### TASK INSTRUCTIONS
Examine the entries and show every line in which the word "нужд" is found.
----------
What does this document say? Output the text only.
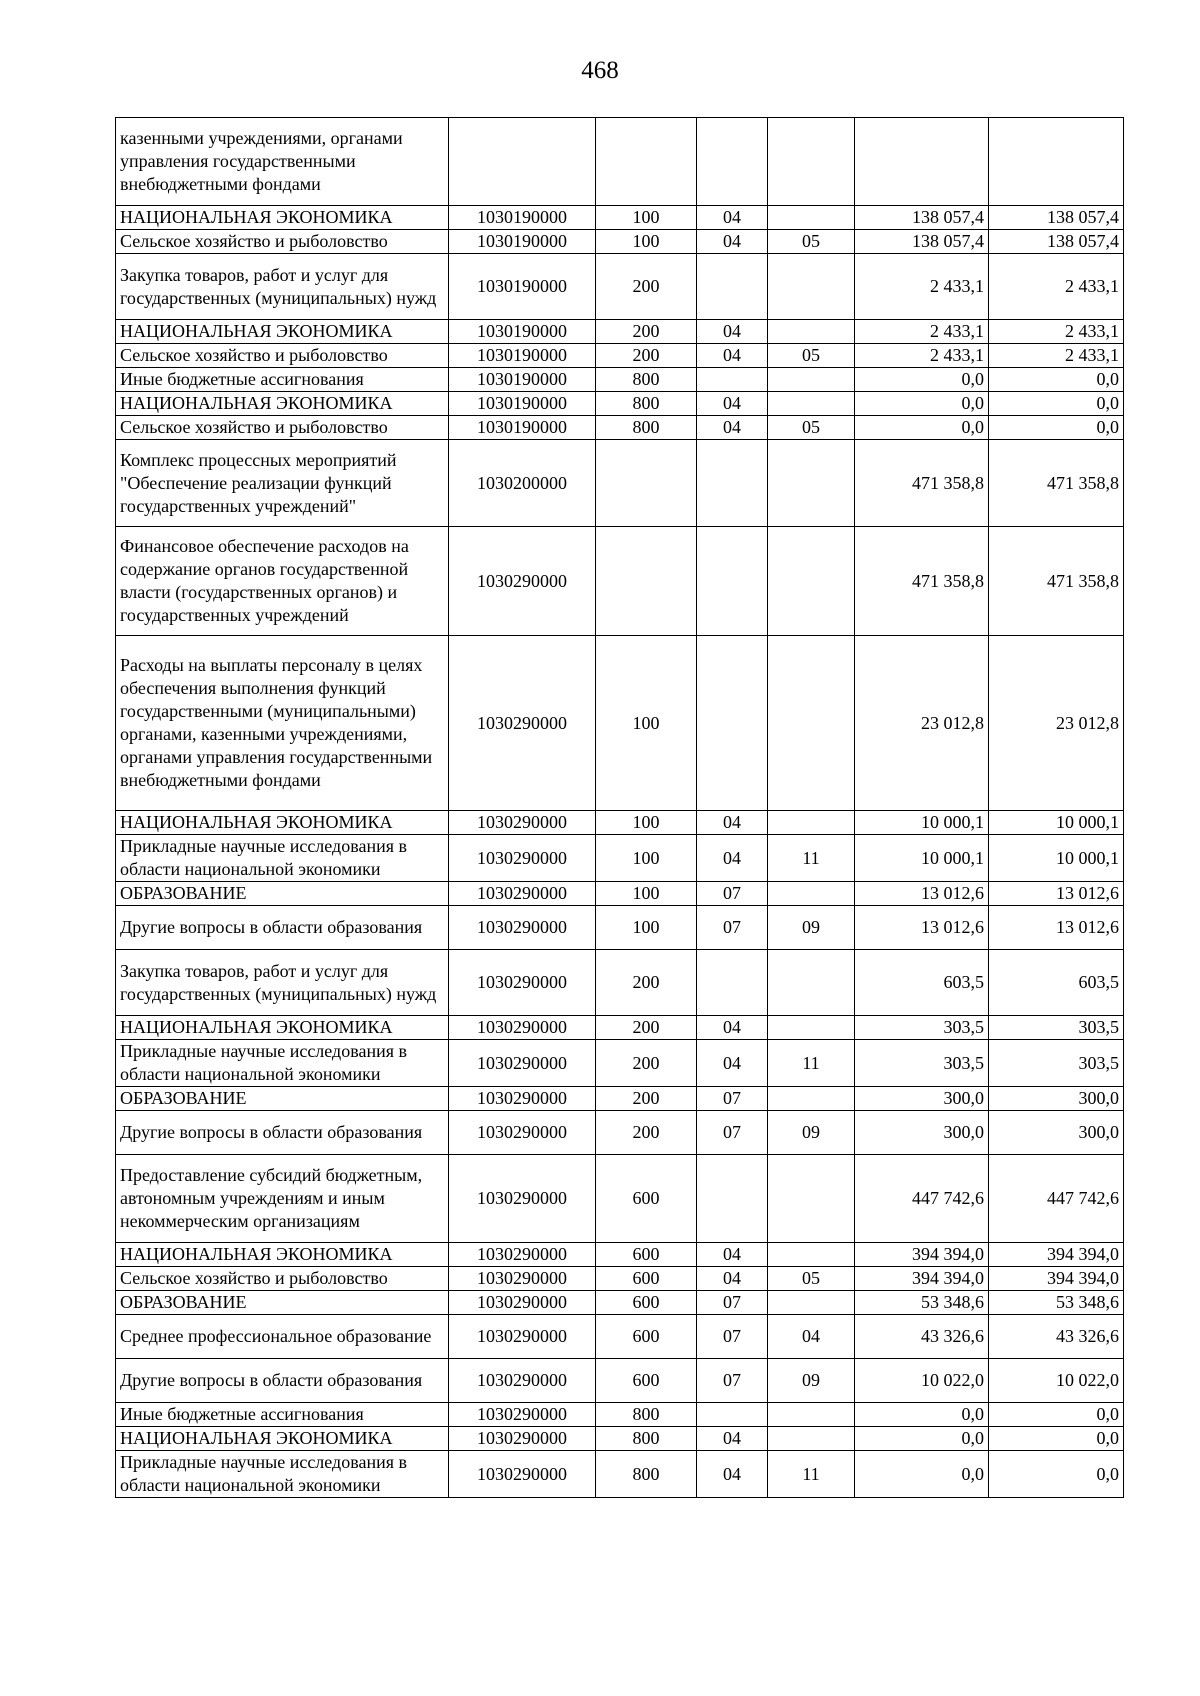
468
казенными учреждениями, органами управления государственными внебюджетными фондами						
НАЦИОНАЛЬНАЯ ЭКОНОМИКА	1030190000	100	04		138 057,4	138 057,4
Сельское хозяйство и рыболовство	1030190000	100	04	05	138 057,4	138 057,4
Закупка товаров, работ и услуг для государственных (муниципальных) нужд	1030190000	200			2 433,1	2 433,1
НАЦИОНАЛЬНАЯ ЭКОНОМИКА	1030190000	200	04		2 433,1	2 433,1
Сельское хозяйство и рыболовство	1030190000	200	04	05	2 433,1	2 433,1
Иные бюджетные ассигнования	1030190000	800			0,0	0,0
НАЦИОНАЛЬНАЯ ЭКОНОМИКА	1030190000	800	04		0,0	0,0
Сельское хозяйство и рыболовство	1030190000	800	04	05	0,0	0,0
Комплекс процессных мероприятий "Обеспечение реализации функций государственных учреждений"	1030200000				471 358,8	471 358,8
Финансовое обеспечение расходов на содержание органов государственной власти (государственных органов) и государственных учреждений	1030290000				471 358,8	471 358,8
Расходы на выплаты персоналу в целях обеспечения выполнения функций государственными (муниципальными) органами, казенными учреждениями, органами управления государственными внебюджетными фондами	1030290000	100			23 012,8	23 012,8
НАЦИОНАЛЬНАЯ ЭКОНОМИКА	1030290000	100	04		10 000,1	10 000,1
Прикладные научные исследования в области национальной экономики	1030290000	100	04	11	10 000,1	10 000,1
ОБРАЗОВАНИЕ	1030290000	100	07		13 012,6	13 012,6
Другие вопросы в области образования	1030290000	100	07	09	13 012,6	13 012,6
Закупка товаров, работ и услуг для государственных (муниципальных) нужд	1030290000	200			603,5	603,5
НАЦИОНАЛЬНАЯ ЭКОНОМИКА	1030290000	200	04		303,5	303,5
Прикладные научные исследования в области национальной экономики	1030290000	200	04	11	303,5	303,5
ОБРАЗОВАНИЕ	1030290000	200	07		300,0	300,0
Другие вопросы в области образования	1030290000	200	07	09	300,0	300,0
Предоставление субсидий бюджетным, автономным учреждениям и иным некоммерческим организациям	1030290000	600			447 742,6	447 742,6
НАЦИОНАЛЬНАЯ ЭКОНОМИКА	1030290000	600	04		394 394,0	394 394,0
Сельское хозяйство и рыболовство	1030290000	600	04	05	394 394,0	394 394,0
ОБРАЗОВАНИЕ	1030290000	600	07		53 348,6	53 348,6
Среднее профессиональное образование	1030290000	600	07	04	43 326,6	43 326,6
Другие вопросы в области образования	1030290000	600	07	09	10 022,0	10 022,0
Иные бюджетные ассигнования	1030290000	800			0,0	0,0
НАЦИОНАЛЬНАЯ ЭКОНОМИКА	1030290000	800	04		0,0	0,0
Прикладные научные исследования в области национальной экономики	1030290000	800	04	11	0,0	0,0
----------
### CORRECT OUTPUT
Закупка товаров, работ и услуг для государственных (муниципальных) нужд	1030190000	200			2 433,1	2 433,1
Закупка товаров, работ и услуг для государственных (муниципальных) нужд	1030290000	200			603,5	603,5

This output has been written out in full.